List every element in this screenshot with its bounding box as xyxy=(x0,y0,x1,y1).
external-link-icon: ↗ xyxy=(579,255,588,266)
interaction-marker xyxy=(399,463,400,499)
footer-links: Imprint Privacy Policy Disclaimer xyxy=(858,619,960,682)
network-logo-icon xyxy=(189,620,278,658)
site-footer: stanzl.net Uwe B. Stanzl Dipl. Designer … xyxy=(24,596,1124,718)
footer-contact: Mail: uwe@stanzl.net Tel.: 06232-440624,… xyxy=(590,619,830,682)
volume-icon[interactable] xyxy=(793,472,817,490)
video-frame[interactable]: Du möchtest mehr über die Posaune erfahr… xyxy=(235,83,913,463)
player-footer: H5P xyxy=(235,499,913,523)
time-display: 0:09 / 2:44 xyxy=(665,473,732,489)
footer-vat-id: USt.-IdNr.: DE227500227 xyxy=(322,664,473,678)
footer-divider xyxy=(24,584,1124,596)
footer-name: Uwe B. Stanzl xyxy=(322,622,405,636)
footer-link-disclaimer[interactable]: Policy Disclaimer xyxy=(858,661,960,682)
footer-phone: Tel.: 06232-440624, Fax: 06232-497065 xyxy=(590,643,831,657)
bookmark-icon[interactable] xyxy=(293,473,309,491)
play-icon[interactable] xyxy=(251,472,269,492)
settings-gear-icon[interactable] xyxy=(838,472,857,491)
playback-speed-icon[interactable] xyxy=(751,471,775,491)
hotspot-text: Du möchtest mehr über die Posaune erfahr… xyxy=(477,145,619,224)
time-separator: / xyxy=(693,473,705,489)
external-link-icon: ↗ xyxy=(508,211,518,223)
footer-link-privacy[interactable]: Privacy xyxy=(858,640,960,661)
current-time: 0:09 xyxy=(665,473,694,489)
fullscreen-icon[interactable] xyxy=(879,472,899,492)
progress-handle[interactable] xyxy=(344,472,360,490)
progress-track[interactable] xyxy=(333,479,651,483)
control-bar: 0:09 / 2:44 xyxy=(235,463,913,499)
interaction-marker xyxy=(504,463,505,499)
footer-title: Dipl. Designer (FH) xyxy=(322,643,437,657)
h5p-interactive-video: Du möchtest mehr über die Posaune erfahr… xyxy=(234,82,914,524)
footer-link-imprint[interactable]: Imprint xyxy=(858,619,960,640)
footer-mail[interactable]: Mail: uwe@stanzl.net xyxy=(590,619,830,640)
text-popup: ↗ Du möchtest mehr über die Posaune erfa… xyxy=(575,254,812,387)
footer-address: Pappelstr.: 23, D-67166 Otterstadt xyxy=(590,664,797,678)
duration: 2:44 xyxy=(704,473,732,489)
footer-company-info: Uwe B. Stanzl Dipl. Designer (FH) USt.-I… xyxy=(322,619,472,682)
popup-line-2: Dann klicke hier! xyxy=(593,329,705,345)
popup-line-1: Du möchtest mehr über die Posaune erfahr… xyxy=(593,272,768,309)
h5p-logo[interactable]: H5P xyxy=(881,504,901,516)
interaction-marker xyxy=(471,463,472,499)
§
TASK DETAILS: Lay out each line of the items above as a Markdown table with two columns, Row for the running row number and Line for the line itself. Skip any blank lines.

RESULT BELOW:
| Row | Line |
|---|---|
| 1 | List every element in this screenshot with its bounding box as xyxy=(x0,y0,x1,y1). |
| 2 | external-link-icon: ↗ xyxy=(579,255,588,266) |
| 3 | interaction-marker xyxy=(399,463,400,499) |
| 4 | footer-links: Imprint Privacy Policy Disclaimer xyxy=(858,619,960,682) |
| 5 | network-logo-icon xyxy=(189,620,278,658) |
| 6 | site-footer: stanzl.net Uwe B. Stanzl Dipl. Designer … xyxy=(24,596,1124,718) |
| 7 | footer-contact: Mail: uwe@stanzl.net Tel.: 06232-440624,… xyxy=(590,619,830,682) |
| 8 | volume-icon[interactable] xyxy=(793,472,817,490) |
| 9 | video-frame[interactable]: Du möchtest mehr über die Posaune erfahr… xyxy=(235,83,913,463) |
| 10 | player-footer: H5P xyxy=(235,499,913,523) |
| 11 | time-display: 0:09 / 2:44 xyxy=(665,473,732,489) |
| 12 | footer-vat-id: USt.-IdNr.: DE227500227 xyxy=(322,664,473,678) |
| 13 | footer-divider xyxy=(24,584,1124,596) |
| 14 | footer-name: Uwe B. Stanzl xyxy=(322,622,405,636) |
| 15 | footer-link-disclaimer[interactable]: Policy Disclaimer xyxy=(858,661,960,682) |
| 16 | footer-phone: Tel.: 06232-440624, Fax: 06232-497065 xyxy=(590,643,831,657) |
| 17 | bookmark-icon[interactable] xyxy=(293,473,309,491) |
| 18 | play-icon[interactable] xyxy=(251,472,269,492) |
| 19 | settings-gear-icon[interactable] xyxy=(838,472,857,491) |
| 20 | playback-speed-icon[interactable] xyxy=(751,471,775,491) |
| 21 | hotspot-text: Du möchtest mehr über die Posaune erfahr… xyxy=(477,145,619,224) |
| 22 | time-separator: / xyxy=(693,473,705,489) |
| 23 | external-link-icon: ↗ xyxy=(508,211,518,223) |
| 24 | footer-link-privacy[interactable]: Privacy xyxy=(858,640,960,661) |
| 25 | current-time: 0:09 xyxy=(665,473,694,489) |
| 26 | fullscreen-icon[interactable] xyxy=(879,472,899,492) |
| 27 | progress-handle[interactable] xyxy=(344,472,360,490) |
| 28 | progress-track[interactable] xyxy=(333,479,651,483) |
| 29 | control-bar: 0:09 / 2:44 xyxy=(235,463,913,499) |
| 30 | interaction-marker xyxy=(504,463,505,499) |
| 31 | footer-title: Dipl. Designer (FH) xyxy=(322,643,437,657) |
| 32 | h5p-interactive-video: Du möchtest mehr über die Posaune erfahr… xyxy=(234,82,914,524) |
| 33 | footer-link-imprint[interactable]: Imprint xyxy=(858,619,960,640) |
| 34 | footer-mail[interactable]: Mail: uwe@stanzl.net xyxy=(590,619,830,640) |
| 35 | text-popup: ↗ Du möchtest mehr über die Posaune erfa… xyxy=(575,254,812,387) |
| 36 | footer-address: Pappelstr.: 23, D-67166 Otterstadt xyxy=(590,664,797,678) |
| 37 | duration: 2:44 xyxy=(704,473,732,489) |
| 38 | footer-company-info: Uwe B. Stanzl Dipl. Designer (FH) USt.-I… xyxy=(322,619,472,682) |
| 39 | popup-line-2: Dann klicke hier! xyxy=(593,329,705,345) |
| 40 | popup-line-1: Du möchtest mehr über die Posaune erfahr… xyxy=(593,272,768,309) |
| 41 | h5p-logo[interactable]: H5P xyxy=(881,504,901,516) |
| 42 | interaction-marker xyxy=(471,463,472,499) |